_Text to read_
Industrial Maintenance Technology

Degrees and Certificates

Classes

INT 101 : DC Fundamentals

NOTE: There is an approved standardized plan-of-instruction for this coruse. This course provides an in depth study of direct current(DC) electronic theory. Topics include atomic theory, magnetism, properties of conductors and insulators, and characteristics of series, parallel, and series-parallel circuits. Inductors and capacitors are introduced and their effects on DC circuits are examined. Students are prepared to analyze complex DC circuits, solve for unknown circuit variables and to use basic electronic test equipment. This course also provides hands on laboratory exercises to analyze, construct, test, and troubleshoot DC circuits. Emphasis is placed on the use of scientific calculator and the operation of common test equipment used to analyze and trouble shoot DC and to provce the theories taught during classroom instruction. This is a CORE course.

Credits

3

Prerequisites

As required by college.

INT 102 : Industrial Maintenance Cutting/Welding

This course provides instruction in the fundamentals of acetylene cutting and the basic SMAW (stick) welding. Topics covered are acetylene torch cutting equipment, safety and use; welding safety, welding hand tools, type of welding machines and welding rods, determining types of metal, welding passes, beads, and joints.

Credits

2

INT 103 : AC Fundamentals

NOTE: There is an approved standardized plan-of-instruction for this coruse. This course provides an in depth study of alternating current (AC) electronic theory. Students are prepared to analyze complex AC circuit configurations with resistors, capacitors, and inductors in series and parallel combinations. Topics include electrical safety and lock out procedures, specific AC theory functions such as RLC, impedance, phase relationships, and power factor. Students will be able to dfine terms, identrify waveforms, solve complex mathematical problems, construct circuits, explain circuit characteristics, identify components, and make accurate circuit measurements using appropriate measurement instruments. They should also be able to perform fundamental taskes associated with troubleshooting, repairing, and maintaining industrial AC systems. This is a CORE course.

_What to work on_
#1 Answer these about the Industrial Maintenance Technology course listing, one answer per line:
(a) How many credits is INT 101 worth?
(b) What basic type of welding does INT 102 teach?
(c) Which specific AC theory functions does INT 103 list among its topics?
#2 Please echo the Industrial Maintenance Technology course listing, beginning at the words "This course provides instruction" and stopping after "beads, and joints.".

_Given data_

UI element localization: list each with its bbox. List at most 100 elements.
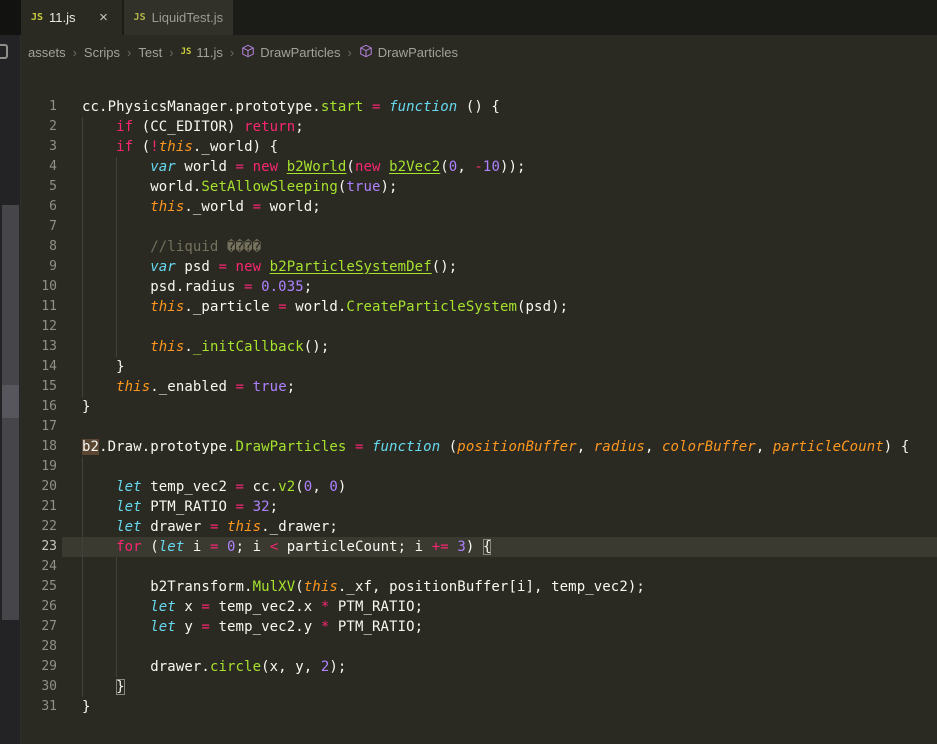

_Task results_
#1
(a) 3
(b) SMAW (stick) welding
(c) RLC, impedance, phase relationships, and power factor

#2
This course provides instruction in the fundamentals of acetylene cutting and the basic SMAW (stick) welding. Topics covered are acetylene torch cutting equipment, safety and use; welding safety, welding hand tools, type of welding machines and welding rods, determining types of metal, welding passes, beads, and joints.